*TEXT SHOWN:*
═══
May 3, 2019
Dear 6th period,
Truly,
you are dear to me. Yesterday was so tender and raw. Mostly I just want to
acknowledge this. What was intended as a 10 minute journal meditation on power
and empowerment became a full sharing of wounds, trauma and deep wondering
about how to go forth; harassment, fear, imprinted trauma and anger, and what
happens to our pain and what happens when someone else’s pain is directed at us.
You
have such beautiful good hearts. When I see how the poisonous world has taken
its shots at your trusting hearts, I ache—as a father and as a teacher. And
when I see how you open yourselves up and genuinely try to hear each other and
help make sense of the disorder and pain and loneliness that’s laid bare, I am
grateful to you as a human being and inspired as a citizen of the world.
We’ve
talked about the importance of witness and what it means to witness well. It
takes empathy, understanding, compassion—and space. And giving space when you
are witnessing means letting go of judgment and control, and the advice and solutions
that aggressively impose them.
We
have also talked about silence and shame as a mechanism of power and
marginalization. Witness is the answer. Testimony is the answer. They are themselves
not just an act of healing, but of healing the world.
═══
*SOURCE DATA:*

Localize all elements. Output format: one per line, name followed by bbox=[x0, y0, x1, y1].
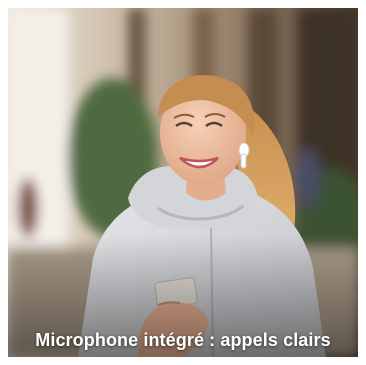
═══
*WHAT THIS EXERCISE ASKS:*
1. In the letter to 6th period, what was yesterday's activity first meant to be?
2. Pick up the letter to 6th period after its last sentence and keep writing it.

*ANSWERS BY TASK:*
1. A 10-minute journal meditation on power and empowerment.

2.
Our
books are these acts of self-revealing
shattering silence. They fight: they’re fighting not just the forces of
silencing but the unchecked abuses of power and powers of abuse.
And
when you as an individual feel safe enough and ready enough to share, when you
as an extraordinary class feel safe enough to share in this semi-public forum, it
is brave, and it is also a gift, and not one you ever need to do before you’re
ready; and you are fighting, even if you feel broken and small when you do it.
When
you as a class are listening hard and giving people room to feel their feelings
and share their stories, you are not only tending to the pain, you are not only
learning and growing wiser from it, you are fighting, even if you feel hurt and
helpless as you do it.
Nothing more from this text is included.